Layout element entries
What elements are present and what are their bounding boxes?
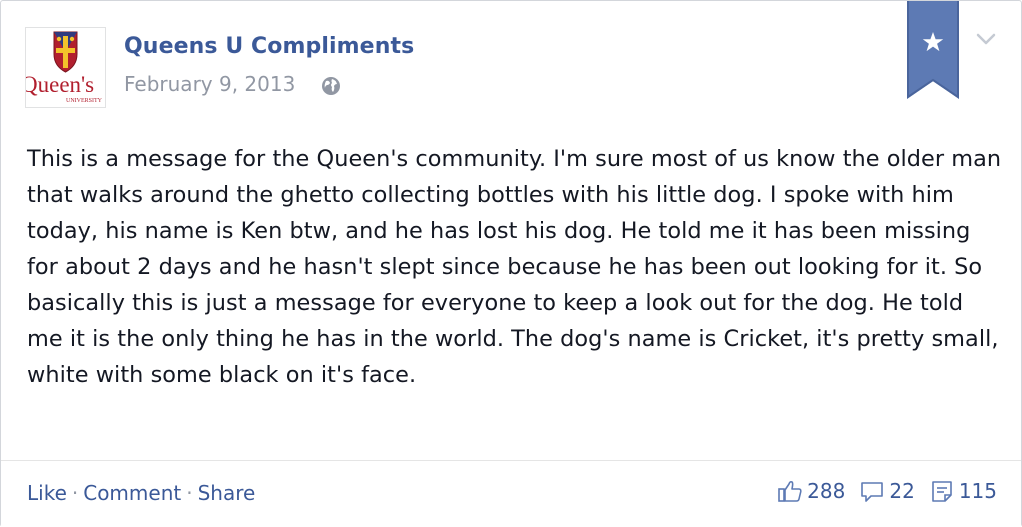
post-message: This is a message for the Queen's commun…: [27, 146, 1002, 388]
svg-text:UNIVERSITY: UNIVERSITY: [66, 98, 103, 104]
chevron-down-icon[interactable]: [973, 29, 999, 49]
svg-text:Queen's: Queen's: [26, 72, 94, 97]
page-name-link[interactable]: Queens U Compliments: [124, 34, 414, 59]
share-doc-icon: [932, 481, 952, 502]
action-separator: ·: [71, 481, 79, 505]
comments-count-link[interactable]: 22: [859, 479, 915, 503]
post-actions: Like · Comment · Share: [27, 481, 255, 505]
comment-bubble-icon: [861, 482, 884, 502]
action-separator: ·: [186, 481, 193, 505]
shares-count: 115: [958, 479, 997, 503]
thumbs-up-icon: [778, 480, 802, 502]
comment-button[interactable]: Comment: [83, 481, 181, 505]
shares-count-link[interactable]: 115: [929, 479, 997, 503]
star-ribbon-icon[interactable]: [907, 1, 959, 99]
like-button[interactable]: Like: [27, 481, 67, 505]
likes-count-link[interactable]: 288: [777, 479, 845, 503]
page-avatar[interactable]: Queen's UNIVERSITY: [25, 27, 106, 108]
facebook-post: Queen's UNIVERSITY Queens U Compliments …: [0, 0, 1022, 527]
globe-icon[interactable]: [320, 75, 342, 97]
queens-logo-icon: Queen's UNIVERSITY: [26, 31, 103, 104]
likes-count: 288: [807, 479, 846, 503]
post-timestamp[interactable]: February 9, 2013: [124, 72, 295, 96]
post-footer: Like · Comment · Share 288 22 115: [1, 460, 1021, 527]
share-button[interactable]: Share: [198, 481, 256, 505]
post-stats: 288 22 115: [763, 479, 997, 503]
comments-count: 22: [889, 479, 915, 503]
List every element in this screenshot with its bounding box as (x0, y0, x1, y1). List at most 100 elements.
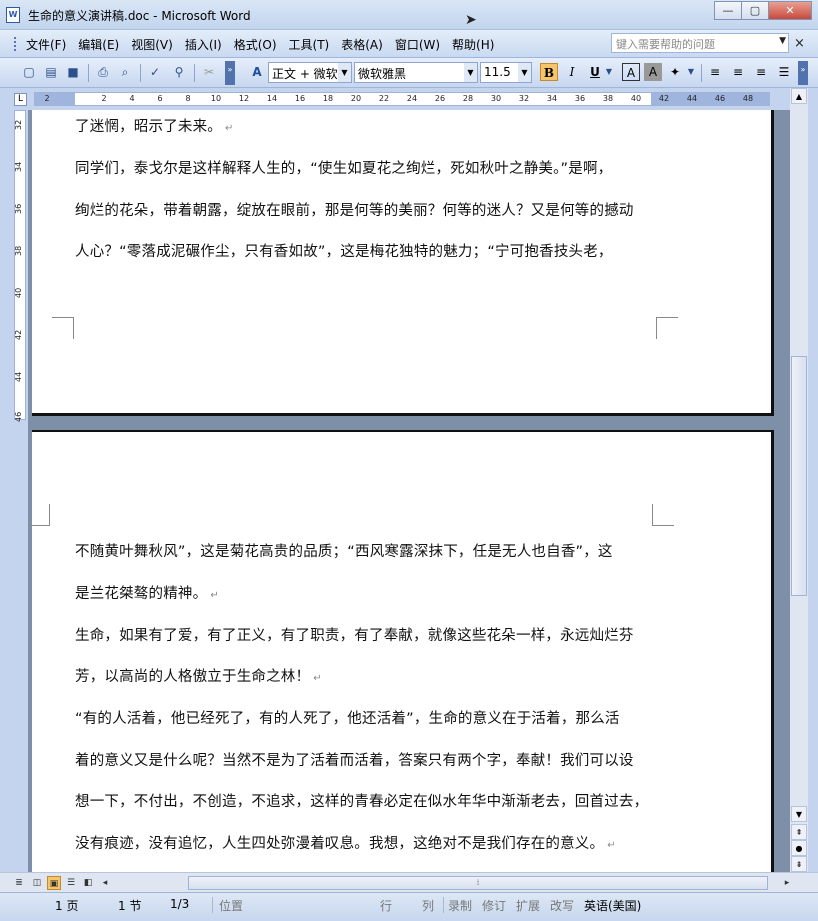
menu-grip-handle[interactable] (14, 37, 17, 51)
chevron-down-icon[interactable]: ▼ (338, 63, 351, 82)
text-line[interactable]: 同学们，泰戈尔是这样解释人生的，“使生如夏花之绚烂，死如秋叶之静美。”是啊， (75, 157, 612, 178)
horizontal-scroll-thumb[interactable]: ⁞ (188, 876, 768, 890)
web-layout-icon[interactable]: ◫ (30, 876, 44, 890)
text-line[interactable]: 着的意义又是什么呢？当然不是为了活着而活着，答案只有两个字，奉献！我们可以设 (75, 749, 634, 770)
next-page-icon[interactable]: ⇟ (791, 856, 807, 872)
chevron-down-icon[interactable]: ▼ (518, 63, 531, 82)
text-line[interactable]: 了迷惘，昭示了未来。 ↵ (75, 115, 234, 136)
ruler-strip[interactable]: 2 2 4 6 8 10 12 14 16 18 20 22 24 26 28 … (34, 92, 770, 106)
spelling-icon[interactable]: ✓ (146, 63, 164, 81)
print-preview-icon[interactable]: ⌕ (116, 63, 134, 81)
save-icon[interactable]: ■ (64, 63, 82, 81)
ruler-tick: 2 (44, 94, 50, 103)
menu-window[interactable]: 窗口(W) (389, 36, 446, 53)
toolbar-divider (140, 64, 141, 82)
vruler-tick: 36 (14, 203, 23, 214)
toolbar-options-chevron-icon[interactable]: » (225, 61, 235, 85)
crop-mark (52, 317, 74, 339)
chevron-down-icon[interactable]: ▼ (686, 63, 696, 81)
word-app-icon[interactable]: W (6, 7, 20, 23)
chevron-down-icon[interactable]: ▼ (779, 36, 786, 46)
character-border-button[interactable]: A (622, 63, 640, 81)
crop-mark (652, 504, 674, 526)
ruler-tick: 42 (658, 94, 670, 103)
print-icon[interactable]: ⎙ (94, 63, 112, 81)
text-line[interactable]: 人心？“零落成泥碾作尘，只有香如故”，这是梅花独特的魅力；“宁可抱香技头老， (75, 240, 613, 261)
character-shading-button[interactable]: A (644, 63, 662, 81)
toolbar-divider (701, 64, 702, 82)
minimize-button[interactable]: — (714, 1, 742, 20)
close-button[interactable]: ✕ (768, 1, 812, 20)
status-section: 1 节 (118, 899, 142, 913)
paragraph-mark-icon: ↵ (210, 590, 219, 601)
browse-object-icon[interactable]: ● (791, 840, 807, 856)
menu-insert[interactable]: 插入(I) (179, 36, 228, 53)
document-close-button[interactable]: × (794, 36, 805, 51)
menu-file[interactable]: 文件(F) (20, 36, 72, 53)
menu-items: 文件(F) 编辑(E) 视图(V) 插入(I) 格式(O) 工具(T) 表格(A… (20, 36, 500, 53)
menu-table[interactable]: 表格(A) (335, 36, 389, 53)
document-page-2[interactable]: 不随黄叶舞秋风”，这是菊花高贵的品质；“西风寒露深抹下，任是无人也自香”，这 是… (28, 430, 774, 872)
maximize-button[interactable]: ▢ (741, 1, 769, 20)
paragraph-mark-icon: ↵ (607, 840, 616, 851)
align-right-icon[interactable]: ≡ (752, 63, 770, 81)
text-line[interactable]: 芳，以高尚的人格傲立于生命之林！ ↵ (75, 665, 322, 686)
chevron-down-icon[interactable]: ▼ (604, 63, 614, 81)
status-revise[interactable]: 修订 (482, 897, 506, 914)
text-line[interactable]: 想一下，不付出，不创造，不追求，这样的青春必定在似水年华中渐渐老去，回首过去， (75, 790, 648, 811)
font-select-value: 微软雅黑 (358, 67, 407, 81)
document-area[interactable]: 了迷惘，昭示了未来。 ↵ 同学们，泰戈尔是这样解释人生的，“使生如夏花之绚烂，死如… (28, 110, 790, 872)
ruler-tick: 30 (490, 94, 502, 103)
help-search-input[interactable]: 键入需要帮助的问题 ▼ (611, 33, 789, 53)
text-line[interactable]: 是兰花桀骜的精神。 ↵ (75, 582, 219, 603)
ruler-tick: 12 (238, 94, 250, 103)
text-line[interactable]: 不随黄叶舞秋风”，这是菊花高贵的品质；“西风寒露深抹下，任是无人也自香”，这 (75, 540, 613, 561)
underline-button[interactable]: U (586, 63, 604, 81)
menu-edit[interactable]: 编辑(E) (72, 36, 125, 53)
scroll-up-icon[interactable]: ▲ (791, 88, 807, 104)
vertical-scrollbar[interactable]: ▲ ▼ ⇞ ● ⇟ (790, 88, 808, 872)
align-left-icon[interactable]: ≡ (706, 63, 724, 81)
font-select[interactable]: 微软雅黑 ▼ (354, 62, 478, 83)
print-layout-icon[interactable]: ▣ (47, 876, 61, 890)
chevron-down-icon[interactable]: ▼ (464, 63, 477, 82)
font-size-select[interactable]: 11.5 ▼ (480, 62, 532, 83)
menu-view[interactable]: 视图(V) (125, 36, 179, 53)
scroll-down-icon[interactable]: ▼ (791, 806, 807, 822)
text-line[interactable]: 绚烂的花朵，带着朝露，绽放在眼前，那是何等的美丽？何等的迷人？又是何等的撼动 (75, 199, 634, 220)
toolbar-options-chevron-icon[interactable]: » (798, 61, 808, 85)
text-line[interactable]: “有的人活着，他已经死了，有的人死了，他还活着”，生命的意义在于活着，那么活 (75, 707, 620, 728)
tab-selector-button[interactable]: L (14, 93, 27, 106)
status-extend[interactable]: 扩展 (516, 897, 540, 914)
status-record[interactable]: 录制 (448, 897, 472, 914)
menu-help[interactable]: 帮助(H) (446, 36, 500, 53)
menu-tools[interactable]: 工具(T) (283, 36, 336, 53)
status-overtype[interactable]: 改写 (550, 897, 574, 914)
text-effect-icon[interactable]: ✦ (666, 63, 684, 81)
justify-icon[interactable]: ☰ (775, 63, 793, 81)
vruler-tick: 42 (14, 329, 23, 340)
horizontal-scroll-track[interactable]: ⁞ (108, 876, 778, 890)
research-icon[interactable]: ⚲ (170, 63, 188, 81)
style-select[interactable]: 正文 + 微软 ▼ (268, 62, 352, 83)
vertical-scroll-thumb[interactable] (791, 356, 807, 596)
normal-view-icon[interactable]: ≣ (12, 876, 26, 890)
italic-button[interactable]: I (563, 63, 581, 81)
outline-view-icon[interactable]: ☰ (64, 876, 78, 890)
status-bar: 1 页 1 节 1/3 位置 行 列 录制 修订 扩展 改写 英语(美国) (0, 892, 818, 921)
align-center-icon[interactable]: ≡ (729, 63, 747, 81)
status-language[interactable]: 英语(美国) (584, 897, 641, 914)
scroll-right-icon[interactable]: ▸ (780, 876, 794, 890)
menu-format[interactable]: 格式(O) (228, 36, 283, 53)
previous-page-icon[interactable]: ⇞ (791, 824, 807, 840)
text-line[interactable]: 生命，如果有了爱，有了正义，有了职责，有了奉献，就像这些花朵一样，永远灿烂芬 (75, 624, 634, 645)
reading-layout-icon[interactable]: ◧ (81, 876, 95, 890)
bold-button[interactable]: B (540, 63, 558, 81)
cut-icon[interactable]: ✂ (200, 63, 218, 81)
open-folder-icon[interactable]: ▤ (42, 63, 60, 81)
new-document-icon[interactable]: ▢ (20, 63, 38, 81)
styles-pane-icon[interactable]: A (248, 63, 266, 81)
ruler-tick: 46 (714, 94, 726, 103)
text-line[interactable]: 没有痕迹，没有追忆，人生四处弥漫着叹息。我想，这绝对不是我们存在的意义。 ↵ (75, 832, 616, 853)
document-page-1[interactable]: 了迷惘，昭示了未来。 ↵ 同学们，泰戈尔是这样解释人生的，“使生如夏花之绚烂，死如… (32, 110, 774, 416)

◆ **What the exercise asks**:
Format the lines starting at the one that contains "menu-grip-handle[interactable] (14, 37, 17, 51)" and ending at the one that contains "ruler-strip[interactable]: 2 2" as a Markdown table with the columns Row and Line. Leave out any blank lines.

◆ **Response for this exercise**:
| Row | Line |
|---|---|
| 1 | menu-grip-handle[interactable] (14, 37, 17, 51) |
| 2 | chevron-down-icon[interactable]: ▼ (338, 63, 351, 82) |
| 3 | text-line[interactable]: 同学们，泰戈尔是这样解释人生的，“使生如夏花之绚烂，死如秋叶之静美。”是啊， (75, 157, 612, 178) |
| 4 | horizontal-scroll-thumb[interactable]: ⁞ (188, 876, 768, 890) |
| 5 | web-layout-icon[interactable]: ◫ (30, 876, 44, 890) |
| 6 | text-line[interactable]: 着的意义又是什么呢？当然不是为了活着而活着，答案只有两个字，奉献！我们可以设 (75, 749, 634, 770) |
| 7 | next-page-icon[interactable]: ⇟ (791, 856, 807, 872) |
| 8 | chevron-down-icon[interactable]: ▼ (518, 63, 531, 82) |
| 9 | text-line[interactable]: 了迷惘，昭示了未来。 ↵ (75, 115, 234, 136) |
| 10 | ruler-strip[interactable]: 2 2 4 6 8 10 12 14 16 18 20 22 24 26 28 … (34, 92, 770, 106) |